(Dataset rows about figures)
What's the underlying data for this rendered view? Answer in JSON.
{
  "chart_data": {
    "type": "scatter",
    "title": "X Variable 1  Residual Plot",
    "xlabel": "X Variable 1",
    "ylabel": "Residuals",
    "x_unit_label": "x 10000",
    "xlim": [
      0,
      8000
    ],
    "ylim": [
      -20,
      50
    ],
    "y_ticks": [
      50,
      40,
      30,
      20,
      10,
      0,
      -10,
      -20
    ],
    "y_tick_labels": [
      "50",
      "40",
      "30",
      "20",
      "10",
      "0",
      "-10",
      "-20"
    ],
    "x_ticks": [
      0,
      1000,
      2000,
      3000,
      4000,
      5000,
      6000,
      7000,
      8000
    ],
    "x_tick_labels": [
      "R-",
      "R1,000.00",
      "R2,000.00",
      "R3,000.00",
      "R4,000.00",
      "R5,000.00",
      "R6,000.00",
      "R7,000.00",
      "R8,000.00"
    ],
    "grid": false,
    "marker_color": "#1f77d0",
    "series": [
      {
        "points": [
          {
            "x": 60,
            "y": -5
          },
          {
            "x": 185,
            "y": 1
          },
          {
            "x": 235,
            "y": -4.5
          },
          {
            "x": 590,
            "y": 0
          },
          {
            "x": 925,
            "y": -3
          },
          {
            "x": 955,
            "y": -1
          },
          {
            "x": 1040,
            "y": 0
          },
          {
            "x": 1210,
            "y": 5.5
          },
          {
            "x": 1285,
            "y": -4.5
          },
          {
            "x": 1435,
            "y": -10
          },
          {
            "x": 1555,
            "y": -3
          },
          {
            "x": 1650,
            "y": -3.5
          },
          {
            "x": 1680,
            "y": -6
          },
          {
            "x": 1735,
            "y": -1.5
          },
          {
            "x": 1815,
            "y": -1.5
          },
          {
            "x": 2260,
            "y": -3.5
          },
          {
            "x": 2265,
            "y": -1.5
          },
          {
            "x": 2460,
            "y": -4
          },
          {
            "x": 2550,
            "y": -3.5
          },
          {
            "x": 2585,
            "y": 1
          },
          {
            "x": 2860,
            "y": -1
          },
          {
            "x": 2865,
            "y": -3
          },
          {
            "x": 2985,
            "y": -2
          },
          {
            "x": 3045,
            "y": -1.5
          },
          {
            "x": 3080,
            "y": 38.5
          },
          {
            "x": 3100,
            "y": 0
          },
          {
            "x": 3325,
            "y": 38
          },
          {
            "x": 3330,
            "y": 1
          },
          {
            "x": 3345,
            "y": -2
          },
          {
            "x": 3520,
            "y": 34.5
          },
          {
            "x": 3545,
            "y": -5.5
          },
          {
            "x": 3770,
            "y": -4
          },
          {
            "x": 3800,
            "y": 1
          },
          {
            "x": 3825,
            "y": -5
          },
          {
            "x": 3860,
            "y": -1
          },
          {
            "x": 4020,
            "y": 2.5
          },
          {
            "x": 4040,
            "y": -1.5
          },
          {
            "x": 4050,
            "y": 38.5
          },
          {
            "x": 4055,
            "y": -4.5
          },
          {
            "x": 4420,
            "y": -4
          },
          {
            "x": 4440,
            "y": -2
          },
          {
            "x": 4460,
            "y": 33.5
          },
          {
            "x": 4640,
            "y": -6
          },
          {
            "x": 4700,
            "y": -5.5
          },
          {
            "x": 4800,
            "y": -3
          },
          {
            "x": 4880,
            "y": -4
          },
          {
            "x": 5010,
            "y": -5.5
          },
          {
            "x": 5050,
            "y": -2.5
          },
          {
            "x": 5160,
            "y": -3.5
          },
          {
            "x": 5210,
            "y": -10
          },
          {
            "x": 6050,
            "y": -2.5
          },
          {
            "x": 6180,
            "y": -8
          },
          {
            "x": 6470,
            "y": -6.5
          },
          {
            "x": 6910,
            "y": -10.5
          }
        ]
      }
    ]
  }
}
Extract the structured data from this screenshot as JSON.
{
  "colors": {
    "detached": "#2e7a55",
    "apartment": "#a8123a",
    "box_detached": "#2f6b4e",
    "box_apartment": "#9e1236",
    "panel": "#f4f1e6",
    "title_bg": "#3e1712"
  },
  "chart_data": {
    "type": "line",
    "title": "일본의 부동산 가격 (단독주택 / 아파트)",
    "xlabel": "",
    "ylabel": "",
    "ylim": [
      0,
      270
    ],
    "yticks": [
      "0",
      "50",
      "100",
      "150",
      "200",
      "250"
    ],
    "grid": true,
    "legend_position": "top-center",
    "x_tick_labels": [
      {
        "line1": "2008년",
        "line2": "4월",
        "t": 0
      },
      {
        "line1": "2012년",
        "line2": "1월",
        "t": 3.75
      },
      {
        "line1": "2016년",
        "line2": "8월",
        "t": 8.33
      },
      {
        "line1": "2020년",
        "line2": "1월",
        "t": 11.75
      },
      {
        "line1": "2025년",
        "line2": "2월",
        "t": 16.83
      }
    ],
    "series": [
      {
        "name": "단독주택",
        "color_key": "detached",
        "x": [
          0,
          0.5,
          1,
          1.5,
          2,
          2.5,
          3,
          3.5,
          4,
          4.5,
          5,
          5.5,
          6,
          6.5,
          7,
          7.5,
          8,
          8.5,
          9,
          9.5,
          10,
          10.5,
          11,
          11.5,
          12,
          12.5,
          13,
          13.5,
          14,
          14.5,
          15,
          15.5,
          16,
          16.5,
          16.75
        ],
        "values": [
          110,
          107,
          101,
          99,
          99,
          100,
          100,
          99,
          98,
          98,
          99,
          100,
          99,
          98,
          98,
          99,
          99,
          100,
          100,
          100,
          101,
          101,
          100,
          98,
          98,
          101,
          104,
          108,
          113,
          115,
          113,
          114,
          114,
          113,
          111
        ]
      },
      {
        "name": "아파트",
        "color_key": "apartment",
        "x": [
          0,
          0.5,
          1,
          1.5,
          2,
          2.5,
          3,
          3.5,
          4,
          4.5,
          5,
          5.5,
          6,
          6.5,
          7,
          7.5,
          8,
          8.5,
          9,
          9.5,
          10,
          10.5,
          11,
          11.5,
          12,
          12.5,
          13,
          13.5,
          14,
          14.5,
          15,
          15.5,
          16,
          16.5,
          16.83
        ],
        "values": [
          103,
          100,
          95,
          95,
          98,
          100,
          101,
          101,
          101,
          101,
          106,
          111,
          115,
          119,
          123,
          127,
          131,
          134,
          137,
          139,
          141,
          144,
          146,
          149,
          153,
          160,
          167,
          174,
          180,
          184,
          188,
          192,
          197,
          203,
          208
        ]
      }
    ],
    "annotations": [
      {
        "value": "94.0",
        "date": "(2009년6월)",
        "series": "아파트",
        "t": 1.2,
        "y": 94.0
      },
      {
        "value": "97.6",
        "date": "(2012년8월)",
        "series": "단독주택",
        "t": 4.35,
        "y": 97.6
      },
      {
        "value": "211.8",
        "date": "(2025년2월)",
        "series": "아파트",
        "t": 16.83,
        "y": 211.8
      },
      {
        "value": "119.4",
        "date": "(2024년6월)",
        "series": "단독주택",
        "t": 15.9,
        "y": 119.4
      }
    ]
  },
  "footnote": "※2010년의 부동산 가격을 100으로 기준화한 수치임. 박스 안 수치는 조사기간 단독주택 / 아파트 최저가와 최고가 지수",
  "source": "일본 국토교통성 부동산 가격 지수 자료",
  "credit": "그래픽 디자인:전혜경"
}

→ **Description of the task**:
Print again each line of the listing above, exactly as it appears.

→ **The result**:
What's the underlying data for this rendered view? Answer in JSON.
{
  "chart_data": {
    "type": "scatter",
    "title": "X Variable 1  Residual Plot",
    "xlabel": "X Variable 1",
    "ylabel": "Residuals",
    "x_unit_label": "x 10000",
    "xlim": [
      0,
      8000
    ],
    "ylim": [
      -20,
      50
    ],
    "y_ticks": [
      50,
      40,
      30,
      20,
      10,
      0,
      -10,
      -20
    ],
    "y_tick_labels": [
      "50",
      "40",
      "30",
      "20",
      "10",
      "0",
      "-10",
      "-20"
    ],
    "x_ticks": [
      0,
      1000,
      2000,
      3000,
      4000,
      5000,
      6000,
      7000,
      8000
    ],
    "x_tick_labels": [
      "R-",
      "R1,000.00",
      "R2,000.00",
      "R3,000.00",
      "R4,000.00",
      "R5,000.00",
      "R6,000.00",
      "R7,000.00",
      "R8,000.00"
    ],
    "grid": false,
    "marker_color": "#1f77d0",
    "series": [
      {
        "points": [
          {
            "x": 60,
            "y": -5
          },
          {
            "x": 185,
            "y": 1
          },
          {
            "x": 235,
            "y": -4.5
          },
          {
            "x": 590,
            "y": 0
          },
          {
            "x": 925,
            "y": -3
          },
          {
            "x": 955,
            "y": -1
          },
          {
            "x": 1040,
            "y": 0
          },
          {
            "x": 1210,
            "y": 5.5
          },
          {
            "x": 1285,
            "y": -4.5
          },
          {
            "x": 1435,
            "y": -10
          },
          {
            "x": 1555,
            "y": -3
          },
          {
            "x": 1650,
            "y": -3.5
          },
          {
            "x": 1680,
            "y": -6
          },
          {
            "x": 1735,
            "y": -1.5
          },
          {
            "x": 1815,
            "y": -1.5
          },
          {
            "x": 2260,
            "y": -3.5
          },
          {
            "x": 2265,
            "y": -1.5
          },
          {
            "x": 2460,
            "y": -4
          },
          {
            "x": 2550,
            "y": -3.5
          },
          {
            "x": 2585,
            "y": 1
          },
          {
            "x": 2860,
            "y": -1
          },
          {
            "x": 2865,
            "y": -3
          },
          {
            "x": 2985,
            "y": -2
          },
          {
            "x": 3045,
            "y": -1.5
          },
          {
            "x": 3080,
            "y": 38.5
          },
          {
            "x": 3100,
            "y": 0
          },
          {
            "x": 3325,
            "y": 38
          },
          {
            "x": 3330,
            "y": 1
          },
          {
            "x": 3345,
            "y": -2
          },
          {
            "x": 3520,
            "y": 34.5
          },
          {
            "x": 3545,
            "y": -5.5
          },
          {
            "x": 3770,
            "y": -4
          },
          {
            "x": 3800,
            "y": 1
          },
          {
            "x": 3825,
            "y": -5
          },
          {
            "x": 3860,
            "y": -1
          },
          {
            "x": 4020,
            "y": 2.5
          },
          {
            "x": 4040,
            "y": -1.5
          },
          {
            "x": 4050,
            "y": 38.5
          },
          {
            "x": 4055,
            "y": -4.5
          },
          {
            "x": 4420,
            "y": -4
          },
          {
            "x": 4440,
            "y": -2
          },
          {
            "x": 4460,
            "y": 33.5
          },
          {
            "x": 4640,
            "y": -6
          },
          {
            "x": 4700,
            "y": -5.5
          },
          {
            "x": 4800,
            "y": -3
          },
          {
            "x": 4880,
            "y": -4
          },
          {
            "x": 5010,
            "y": -5.5
          },
          {
            "x": 5050,
            "y": -2.5
          },
          {
            "x": 5160,
            "y": -3.5
          },
          {
            "x": 5210,
            "y": -10
          },
          {
            "x": 6050,
            "y": -2.5
          },
          {
            "x": 6180,
            "y": -8
          },
          {
            "x": 6470,
            "y": -6.5
          },
          {
            "x": 6910,
            "y": -10.5
          }
        ]
      }
    ]
  }
}
Extract the structured data from this screenshot as JSON.
{
  "colors": {
    "detached": "#2e7a55",
    "apartment": "#a8123a",
    "box_detached": "#2f6b4e",
    "box_apartment": "#9e1236",
    "panel": "#f4f1e6",
    "title_bg": "#3e1712"
  },
  "chart_data": {
    "type": "line",
    "title": "일본의 부동산 가격 (단독주택 / 아파트)",
    "xlabel": "",
    "ylabel": "",
    "ylim": [
      0,
      270
    ],
    "yticks": [
      "0",
      "50",
      "100",
      "150",
      "200",
      "250"
    ],
    "grid": true,
    "legend_position": "top-center",
    "x_tick_labels": [
      {
        "line1": "2008년",
        "line2": "4월",
        "t": 0
      },
      {
        "line1": "2012년",
        "line2": "1월",
        "t": 3.75
      },
      {
        "line1": "2016년",
        "line2": "8월",
        "t": 8.33
      },
      {
        "line1": "2020년",
        "line2": "1월",
        "t": 11.75
      },
      {
        "line1": "2025년",
        "line2": "2월",
        "t": 16.83
      }
    ],
    "series": [
      {
        "name": "단독주택",
        "color_key": "detached",
        "x": [
          0,
          0.5,
          1,
          1.5,
          2,
          2.5,
          3,
          3.5,
          4,
          4.5,
          5,
          5.5,
          6,
          6.5,
          7,
          7.5,
          8,
          8.5,
          9,
          9.5,
          10,
          10.5,
          11,
          11.5,
          12,
          12.5,
          13,
          13.5,
          14,
          14.5,
          15,
          15.5,
          16,
          16.5,
          16.75
        ],
        "values": [
          110,
          107,
          101,
          99,
          99,
          100,
          100,
          99,
          98,
          98,
          99,
          100,
          99,
          98,
          98,
          99,
          99,
          100,
          100,
          100,
          101,
          101,
          100,
          98,
          98,
          101,
          104,
          108,
          113,
          115,
          113,
          114,
          114,
          113,
          111
        ]
      },
      {
        "name": "아파트",
        "color_key": "apartment",
        "x": [
          0,
          0.5,
          1,
          1.5,
          2,
          2.5,
          3,
          3.5,
          4,
          4.5,
          5,
          5.5,
          6,
          6.5,
          7,
          7.5,
          8,
          8.5,
          9,
          9.5,
          10,
          10.5,
          11,
          11.5,
          12,
          12.5,
          13,
          13.5,
          14,
          14.5,
          15,
          15.5,
          16,
          16.5,
          16.83
        ],
        "values": [
          103,
          100,
          95,
          95,
          98,
          100,
          101,
          101,
          101,
          101,
          106,
          111,
          115,
          119,
          123,
          127,
          131,
          134,
          137,
          139,
          141,
          144,
          146,
          149,
          153,
          160,
          167,
          174,
          180,
          184,
          188,
          192,
          197,
          203,
          208
        ]
      }
    ],
    "annotations": [
      {
        "value": "94.0",
        "date": "(2009년6월)",
        "series": "아파트",
        "t": 1.2,
        "y": 94.0
      },
      {
        "value": "97.6",
        "date": "(2012년8월)",
        "series": "단독주택",
        "t": 4.35,
        "y": 97.6
      },
      {
        "value": "211.8",
        "date": "(2025년2월)",
        "series": "아파트",
        "t": 16.83,
        "y": 211.8
      },
      {
        "value": "119.4",
        "date": "(2024년6월)",
        "series": "단독주택",
        "t": 15.9,
        "y": 119.4
      }
    ]
  },
  "footnote": "※2010년의 부동산 가격을 100으로 기준화한 수치임. 박스 안 수치는 조사기간 단독주택 / 아파트 최저가와 최고가 지수",
  "source": "일본 국토교통성 부동산 가격 지수 자료",
  "credit": "그래픽 디자인:전혜경"
}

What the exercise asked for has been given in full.